[Entries with labeled regions]
==========

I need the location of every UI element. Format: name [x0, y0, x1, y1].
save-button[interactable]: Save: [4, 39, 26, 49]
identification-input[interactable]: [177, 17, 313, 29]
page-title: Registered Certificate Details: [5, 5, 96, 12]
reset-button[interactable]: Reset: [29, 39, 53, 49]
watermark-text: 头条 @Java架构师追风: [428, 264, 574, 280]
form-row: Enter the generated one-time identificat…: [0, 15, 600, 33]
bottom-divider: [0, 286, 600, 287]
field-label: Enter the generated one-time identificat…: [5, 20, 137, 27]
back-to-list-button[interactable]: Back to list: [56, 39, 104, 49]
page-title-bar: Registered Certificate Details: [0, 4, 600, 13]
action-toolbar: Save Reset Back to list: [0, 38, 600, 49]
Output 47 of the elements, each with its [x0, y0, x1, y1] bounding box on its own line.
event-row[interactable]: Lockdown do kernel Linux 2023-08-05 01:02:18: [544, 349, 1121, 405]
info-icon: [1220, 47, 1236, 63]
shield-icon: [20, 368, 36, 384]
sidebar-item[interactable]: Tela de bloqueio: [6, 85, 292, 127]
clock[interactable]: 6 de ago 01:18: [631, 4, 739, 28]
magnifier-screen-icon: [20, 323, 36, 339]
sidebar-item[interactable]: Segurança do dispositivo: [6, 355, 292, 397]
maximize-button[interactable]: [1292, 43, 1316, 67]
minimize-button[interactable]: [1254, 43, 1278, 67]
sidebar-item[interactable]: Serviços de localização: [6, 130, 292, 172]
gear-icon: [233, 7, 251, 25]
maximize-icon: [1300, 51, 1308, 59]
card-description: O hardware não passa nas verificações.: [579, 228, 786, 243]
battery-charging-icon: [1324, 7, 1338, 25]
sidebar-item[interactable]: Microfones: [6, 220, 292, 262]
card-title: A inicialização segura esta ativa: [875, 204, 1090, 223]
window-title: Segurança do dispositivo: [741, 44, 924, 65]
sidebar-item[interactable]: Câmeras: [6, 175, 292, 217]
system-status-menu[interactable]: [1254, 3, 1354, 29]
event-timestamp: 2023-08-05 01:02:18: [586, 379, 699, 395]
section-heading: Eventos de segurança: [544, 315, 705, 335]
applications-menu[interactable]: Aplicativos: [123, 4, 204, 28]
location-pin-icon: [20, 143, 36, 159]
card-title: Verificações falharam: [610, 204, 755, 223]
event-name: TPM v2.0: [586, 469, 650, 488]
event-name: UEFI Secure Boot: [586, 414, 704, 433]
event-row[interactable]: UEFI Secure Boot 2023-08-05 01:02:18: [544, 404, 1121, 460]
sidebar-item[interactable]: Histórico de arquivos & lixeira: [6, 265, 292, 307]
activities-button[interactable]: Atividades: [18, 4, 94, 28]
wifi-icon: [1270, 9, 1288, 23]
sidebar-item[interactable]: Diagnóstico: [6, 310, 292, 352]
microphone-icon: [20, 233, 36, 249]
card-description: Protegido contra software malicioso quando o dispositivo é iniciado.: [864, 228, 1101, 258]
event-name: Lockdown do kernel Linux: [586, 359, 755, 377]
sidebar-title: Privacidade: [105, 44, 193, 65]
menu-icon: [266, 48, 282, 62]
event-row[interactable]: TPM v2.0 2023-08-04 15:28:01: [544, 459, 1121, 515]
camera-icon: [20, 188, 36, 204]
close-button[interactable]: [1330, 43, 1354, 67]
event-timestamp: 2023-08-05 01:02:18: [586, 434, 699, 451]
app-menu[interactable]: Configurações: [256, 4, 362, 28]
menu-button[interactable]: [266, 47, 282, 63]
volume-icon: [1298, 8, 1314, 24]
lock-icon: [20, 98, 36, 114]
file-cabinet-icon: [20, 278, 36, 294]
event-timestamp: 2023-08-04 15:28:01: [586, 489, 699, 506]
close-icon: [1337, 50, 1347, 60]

==========

- _PROMPT_
Convert every line of the entries above into a JSON list of strings, with one string per line and blank lines omitted.

- _ANSWER FOR THIS EXERCISE_
[
  "I need the location of every UI element. Format: name [x0, y0, x1, y1].",
  "save-button[interactable]: Save: [4, 39, 26, 49]",
  "identification-input[interactable]: [177, 17, 313, 29]",
  "page-title: Registered Certificate Details: [5, 5, 96, 12]",
  "reset-button[interactable]: Reset: [29, 39, 53, 49]",
  "watermark-text: 头条 @Java架构师追风: [428, 264, 574, 280]",
  "form-row: Enter the generated one-time identificat…: [0, 15, 600, 33]",
  "bottom-divider: [0, 286, 600, 287]",
  "field-label: Enter the generated one-time identificat…: [5, 20, 137, 27]",
  "back-to-list-button[interactable]: Back to list: [56, 39, 104, 49]",
  "page-title-bar: Registered Certificate Details: [0, 4, 600, 13]",
  "action-toolbar: Save Reset Back to list: [0, 38, 600, 49]",
  "Output 47 of the elements, each with its [x0, y0, x1, y1] bounding box on its own line.",
  "event-row[interactable]: Lockdown do kernel Linux 2023-08-05 01:02:18: [544, 349, 1121, 405]",
  "info-icon: [1220, 47, 1236, 63]",
  "shield-icon: [20, 368, 36, 384]",
  "sidebar-item[interactable]: Tela de bloqueio: [6, 85, 292, 127]",
  "clock[interactable]: 6 de ago 01:18: [631, 4, 739, 28]",
  "magnifier-screen-icon: [20, 323, 36, 339]",
  "sidebar-item[interactable]: Segurança do dispositivo: [6, 355, 292, 397]",
  "maximize-button[interactable]: [1292, 43, 1316, 67]",
  "minimize-button[interactable]: [1254, 43, 1278, 67]",
  "sidebar-item[interactable]: Serviços de localização: [6, 130, 292, 172]",
  "gear-icon: [233, 7, 251, 25]",
  "maximize-icon: [1300, 51, 1308, 59]",
  "card-description: O hardware não passa nas verificações.: [579, 228, 786, 243]",
  "battery-charging-icon: [1324, 7, 1338, 25]",
  "sidebar-item[interactable]: Microfones: [6, 220, 292, 262]",
  "card-title: A inicialização segura esta ativa: [875, 204, 1090, 223]",
  "window-title: Segurança do dispositivo: [741, 44, 924, 65]",
  "sidebar-item[interactable]: Câmeras: [6, 175, 292, 217]",
  "system-status-menu[interactable]: [1254, 3, 1354, 29]",
  "event-timestamp: 2023-08-05 01:02:18: [586, 379, 699, 395]",
  "section-heading: Eventos de segurança: [544, 315, 705, 335]",
  "applications-menu[interactable]: Aplicativos: [123, 4, 204, 28]",
  "location-pin-icon: [20, 143, 36, 159]",
  "card-title: Verificações falharam: [610, 204, 755, 223]",
  "event-name: TPM v2.0: [586, 469, 650, 488]",
  "event-name: UEFI Secure Boot: [586, 414, 704, 433]",
  "event-row[interactable]: UEFI Secure Boot 2023-08-05 01:02:18: [544, 404, 1121, 460]",
  "sidebar-item[interactable]: Histórico de arquivos & lixeira: [6, 265, 292, 307]",
  "activities-button[interactable]: Atividades: [18, 4, 94, 28]",
  "wifi-icon: [1270, 9, 1288, 23]",
  "sidebar-item[interactable]: Diagnóstico: [6, 310, 292, 352]",
  "microphone-icon: [20, 233, 36, 249]",
  "card-description: Protegido contra software malicioso quando o dispositivo é iniciado.: [864, 228, 1101, 258]",
  "event-name: Lockdown do kernel Linux: [586, 359, 755, 377]",
  "sidebar-title: Privacidade: [105, 44, 193, 65]",
  "menu-icon: [266, 48, 282, 62]",
  "event-row[interactable]: TPM v2.0 2023-08-04 15:28:01: [544, 459, 1121, 515]",
  "camera-icon: [20, 188, 36, 204]",
  "close-button[interactable]: [1330, 43, 1354, 67]",
  "event-timestamp: 2023-08-05 01:02:18: [586, 434, 699, 451]",
  "app-menu[interactable]: Configurações: [256, 4, 362, 28]",
  "menu-button[interactable]: [266, 47, 282, 63]",
  "volume-icon: [1298, 8, 1314, 24]",
  "lock-icon: [20, 98, 36, 114]",
  "file-cabinet-icon: [20, 278, 36, 294]",
  "event-timestamp: 2023-08-04 15:28:01: [586, 489, 699, 506]",
  "close-icon: [1337, 50, 1347, 60]"
]